▶ [Dataset entries]:
■ ■ ■ ■ ■ ■ ■

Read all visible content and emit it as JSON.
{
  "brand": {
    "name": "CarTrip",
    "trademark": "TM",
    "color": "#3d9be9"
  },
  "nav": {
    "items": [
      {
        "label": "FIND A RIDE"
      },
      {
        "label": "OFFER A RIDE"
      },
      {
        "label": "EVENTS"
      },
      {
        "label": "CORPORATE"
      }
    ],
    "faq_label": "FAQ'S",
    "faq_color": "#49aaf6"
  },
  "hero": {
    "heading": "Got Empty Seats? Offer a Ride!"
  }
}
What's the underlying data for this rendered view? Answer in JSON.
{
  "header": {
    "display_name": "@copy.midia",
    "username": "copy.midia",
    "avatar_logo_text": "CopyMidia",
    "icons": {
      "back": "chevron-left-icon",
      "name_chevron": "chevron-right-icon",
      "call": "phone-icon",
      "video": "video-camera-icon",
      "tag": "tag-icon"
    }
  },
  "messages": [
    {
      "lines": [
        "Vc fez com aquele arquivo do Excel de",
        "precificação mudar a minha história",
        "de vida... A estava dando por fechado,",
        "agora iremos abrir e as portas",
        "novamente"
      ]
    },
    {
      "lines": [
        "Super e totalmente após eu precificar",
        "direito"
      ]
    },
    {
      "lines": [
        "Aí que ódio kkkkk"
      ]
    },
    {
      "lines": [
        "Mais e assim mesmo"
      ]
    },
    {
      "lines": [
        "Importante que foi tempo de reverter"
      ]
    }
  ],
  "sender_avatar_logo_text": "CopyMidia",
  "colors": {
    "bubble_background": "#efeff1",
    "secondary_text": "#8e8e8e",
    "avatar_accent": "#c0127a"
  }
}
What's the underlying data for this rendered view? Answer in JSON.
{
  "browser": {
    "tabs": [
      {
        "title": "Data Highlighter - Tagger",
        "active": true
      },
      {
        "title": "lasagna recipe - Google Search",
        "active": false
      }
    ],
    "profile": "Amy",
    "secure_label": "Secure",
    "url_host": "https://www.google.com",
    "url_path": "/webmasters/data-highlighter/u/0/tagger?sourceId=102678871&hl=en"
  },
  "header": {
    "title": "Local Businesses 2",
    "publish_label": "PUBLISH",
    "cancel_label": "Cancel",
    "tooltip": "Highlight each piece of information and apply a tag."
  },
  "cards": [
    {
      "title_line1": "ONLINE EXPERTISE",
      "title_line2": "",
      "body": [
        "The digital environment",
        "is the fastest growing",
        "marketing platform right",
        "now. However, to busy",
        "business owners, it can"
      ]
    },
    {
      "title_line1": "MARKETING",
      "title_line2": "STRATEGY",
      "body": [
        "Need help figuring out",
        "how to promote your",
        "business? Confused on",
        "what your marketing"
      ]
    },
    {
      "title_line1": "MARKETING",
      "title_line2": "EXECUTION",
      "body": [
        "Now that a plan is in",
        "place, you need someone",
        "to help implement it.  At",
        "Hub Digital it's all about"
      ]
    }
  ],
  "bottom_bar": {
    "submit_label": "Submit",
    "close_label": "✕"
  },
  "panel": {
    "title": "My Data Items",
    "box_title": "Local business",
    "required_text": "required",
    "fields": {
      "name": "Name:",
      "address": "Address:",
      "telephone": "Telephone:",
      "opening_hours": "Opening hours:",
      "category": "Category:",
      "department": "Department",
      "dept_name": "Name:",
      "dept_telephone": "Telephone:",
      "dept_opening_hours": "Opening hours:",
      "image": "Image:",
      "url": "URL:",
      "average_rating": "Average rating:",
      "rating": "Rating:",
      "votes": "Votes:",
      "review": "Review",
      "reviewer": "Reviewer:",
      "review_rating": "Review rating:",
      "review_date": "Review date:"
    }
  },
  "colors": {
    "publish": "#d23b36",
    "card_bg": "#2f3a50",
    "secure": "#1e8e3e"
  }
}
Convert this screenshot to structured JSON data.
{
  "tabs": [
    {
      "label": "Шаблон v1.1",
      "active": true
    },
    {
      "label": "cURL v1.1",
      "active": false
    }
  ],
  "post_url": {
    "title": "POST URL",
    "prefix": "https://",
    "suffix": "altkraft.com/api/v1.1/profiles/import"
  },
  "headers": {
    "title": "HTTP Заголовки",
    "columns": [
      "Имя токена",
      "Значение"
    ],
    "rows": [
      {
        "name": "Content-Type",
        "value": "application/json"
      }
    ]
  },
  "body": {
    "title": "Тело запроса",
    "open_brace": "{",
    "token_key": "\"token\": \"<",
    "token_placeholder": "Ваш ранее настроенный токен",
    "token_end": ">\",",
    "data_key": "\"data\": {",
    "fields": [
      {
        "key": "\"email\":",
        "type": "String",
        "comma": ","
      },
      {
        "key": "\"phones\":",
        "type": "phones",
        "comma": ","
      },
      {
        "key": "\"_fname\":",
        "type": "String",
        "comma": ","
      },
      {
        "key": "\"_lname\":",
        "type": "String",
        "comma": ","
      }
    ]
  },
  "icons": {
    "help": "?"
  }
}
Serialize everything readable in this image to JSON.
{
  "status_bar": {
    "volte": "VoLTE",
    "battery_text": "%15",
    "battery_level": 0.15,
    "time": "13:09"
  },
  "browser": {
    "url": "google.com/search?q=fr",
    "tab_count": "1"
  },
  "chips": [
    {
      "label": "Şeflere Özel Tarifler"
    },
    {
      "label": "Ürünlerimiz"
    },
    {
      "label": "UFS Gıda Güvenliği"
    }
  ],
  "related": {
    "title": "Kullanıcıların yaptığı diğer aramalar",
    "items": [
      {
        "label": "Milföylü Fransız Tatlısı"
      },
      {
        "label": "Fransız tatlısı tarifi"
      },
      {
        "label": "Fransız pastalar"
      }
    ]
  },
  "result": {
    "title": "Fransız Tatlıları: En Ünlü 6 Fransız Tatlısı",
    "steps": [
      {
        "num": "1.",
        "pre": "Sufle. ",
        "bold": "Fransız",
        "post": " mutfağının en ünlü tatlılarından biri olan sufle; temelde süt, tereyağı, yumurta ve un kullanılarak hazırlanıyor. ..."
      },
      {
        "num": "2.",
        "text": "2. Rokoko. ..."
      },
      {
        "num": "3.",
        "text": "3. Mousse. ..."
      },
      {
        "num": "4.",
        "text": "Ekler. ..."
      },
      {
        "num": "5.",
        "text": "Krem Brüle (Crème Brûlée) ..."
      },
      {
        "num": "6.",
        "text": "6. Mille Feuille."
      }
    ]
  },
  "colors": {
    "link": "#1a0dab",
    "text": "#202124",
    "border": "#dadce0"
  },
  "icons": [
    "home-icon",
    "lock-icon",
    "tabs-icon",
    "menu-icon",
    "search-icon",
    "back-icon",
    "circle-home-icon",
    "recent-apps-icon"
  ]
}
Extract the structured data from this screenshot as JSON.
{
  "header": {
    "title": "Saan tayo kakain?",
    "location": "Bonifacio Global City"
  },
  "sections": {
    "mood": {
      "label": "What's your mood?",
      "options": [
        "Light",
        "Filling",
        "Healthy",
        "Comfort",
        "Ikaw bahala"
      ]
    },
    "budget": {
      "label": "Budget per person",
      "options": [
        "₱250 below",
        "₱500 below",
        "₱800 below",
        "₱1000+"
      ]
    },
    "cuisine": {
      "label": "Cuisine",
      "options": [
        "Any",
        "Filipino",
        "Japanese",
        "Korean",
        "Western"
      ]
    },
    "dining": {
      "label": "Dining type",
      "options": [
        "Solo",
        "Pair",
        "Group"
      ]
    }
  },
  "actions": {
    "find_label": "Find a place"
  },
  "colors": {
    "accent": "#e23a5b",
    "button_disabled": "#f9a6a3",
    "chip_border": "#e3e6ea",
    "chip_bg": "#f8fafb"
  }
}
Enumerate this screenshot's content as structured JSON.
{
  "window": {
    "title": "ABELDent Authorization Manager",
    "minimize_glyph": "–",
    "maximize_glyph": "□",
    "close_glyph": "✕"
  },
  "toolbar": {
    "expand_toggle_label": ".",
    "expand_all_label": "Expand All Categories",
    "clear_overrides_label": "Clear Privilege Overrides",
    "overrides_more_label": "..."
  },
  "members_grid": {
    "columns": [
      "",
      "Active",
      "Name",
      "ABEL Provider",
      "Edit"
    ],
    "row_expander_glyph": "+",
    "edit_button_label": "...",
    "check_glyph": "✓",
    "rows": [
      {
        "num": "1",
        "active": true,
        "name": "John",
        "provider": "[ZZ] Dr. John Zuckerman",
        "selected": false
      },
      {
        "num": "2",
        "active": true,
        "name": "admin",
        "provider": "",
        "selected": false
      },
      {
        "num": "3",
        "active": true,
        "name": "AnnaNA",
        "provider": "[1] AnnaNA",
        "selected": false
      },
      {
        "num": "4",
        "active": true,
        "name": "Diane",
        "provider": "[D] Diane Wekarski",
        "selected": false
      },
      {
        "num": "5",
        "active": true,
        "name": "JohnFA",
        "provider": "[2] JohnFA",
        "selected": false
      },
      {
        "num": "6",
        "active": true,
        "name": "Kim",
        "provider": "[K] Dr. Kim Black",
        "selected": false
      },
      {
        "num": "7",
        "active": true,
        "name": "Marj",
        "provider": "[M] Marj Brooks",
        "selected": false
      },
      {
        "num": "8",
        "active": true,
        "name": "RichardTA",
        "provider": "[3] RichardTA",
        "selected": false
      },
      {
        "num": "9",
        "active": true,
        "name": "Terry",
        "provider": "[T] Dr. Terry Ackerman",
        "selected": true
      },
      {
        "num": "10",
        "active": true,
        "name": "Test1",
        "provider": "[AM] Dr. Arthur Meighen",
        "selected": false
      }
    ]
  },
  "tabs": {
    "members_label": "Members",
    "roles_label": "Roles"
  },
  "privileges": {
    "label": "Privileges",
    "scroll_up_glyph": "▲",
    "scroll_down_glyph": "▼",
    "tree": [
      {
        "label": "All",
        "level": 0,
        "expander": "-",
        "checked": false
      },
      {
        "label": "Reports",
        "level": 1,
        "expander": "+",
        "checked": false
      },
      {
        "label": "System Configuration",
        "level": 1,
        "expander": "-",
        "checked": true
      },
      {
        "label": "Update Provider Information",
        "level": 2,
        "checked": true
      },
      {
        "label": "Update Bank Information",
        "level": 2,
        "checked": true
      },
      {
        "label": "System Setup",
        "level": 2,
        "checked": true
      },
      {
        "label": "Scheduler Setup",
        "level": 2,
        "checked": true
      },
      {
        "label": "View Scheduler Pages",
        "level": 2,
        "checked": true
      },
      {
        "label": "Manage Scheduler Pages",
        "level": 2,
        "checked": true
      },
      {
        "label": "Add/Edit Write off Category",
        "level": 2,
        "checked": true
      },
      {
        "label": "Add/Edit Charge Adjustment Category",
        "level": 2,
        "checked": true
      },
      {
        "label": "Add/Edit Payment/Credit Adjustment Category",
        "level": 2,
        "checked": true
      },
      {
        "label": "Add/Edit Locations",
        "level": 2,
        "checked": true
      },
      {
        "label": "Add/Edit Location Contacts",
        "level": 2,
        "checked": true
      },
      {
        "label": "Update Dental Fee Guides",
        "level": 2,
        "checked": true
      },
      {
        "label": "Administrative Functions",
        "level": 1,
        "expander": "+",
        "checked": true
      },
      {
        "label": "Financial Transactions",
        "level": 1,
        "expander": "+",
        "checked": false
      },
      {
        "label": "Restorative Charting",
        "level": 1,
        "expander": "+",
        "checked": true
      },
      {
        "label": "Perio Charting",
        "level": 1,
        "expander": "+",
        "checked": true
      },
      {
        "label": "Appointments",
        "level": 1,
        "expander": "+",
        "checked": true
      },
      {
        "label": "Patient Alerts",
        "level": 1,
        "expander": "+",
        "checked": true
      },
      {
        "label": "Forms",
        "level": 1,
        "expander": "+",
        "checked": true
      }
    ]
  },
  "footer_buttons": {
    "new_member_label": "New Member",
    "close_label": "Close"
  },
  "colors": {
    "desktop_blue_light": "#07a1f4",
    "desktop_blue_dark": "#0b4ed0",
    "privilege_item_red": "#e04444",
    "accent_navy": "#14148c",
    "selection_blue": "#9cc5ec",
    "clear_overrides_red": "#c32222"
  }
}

■ ■ ■ ■ ■ ■ ■

Each line of the data that includes the word "help" counts once; report the total and nothing more.

3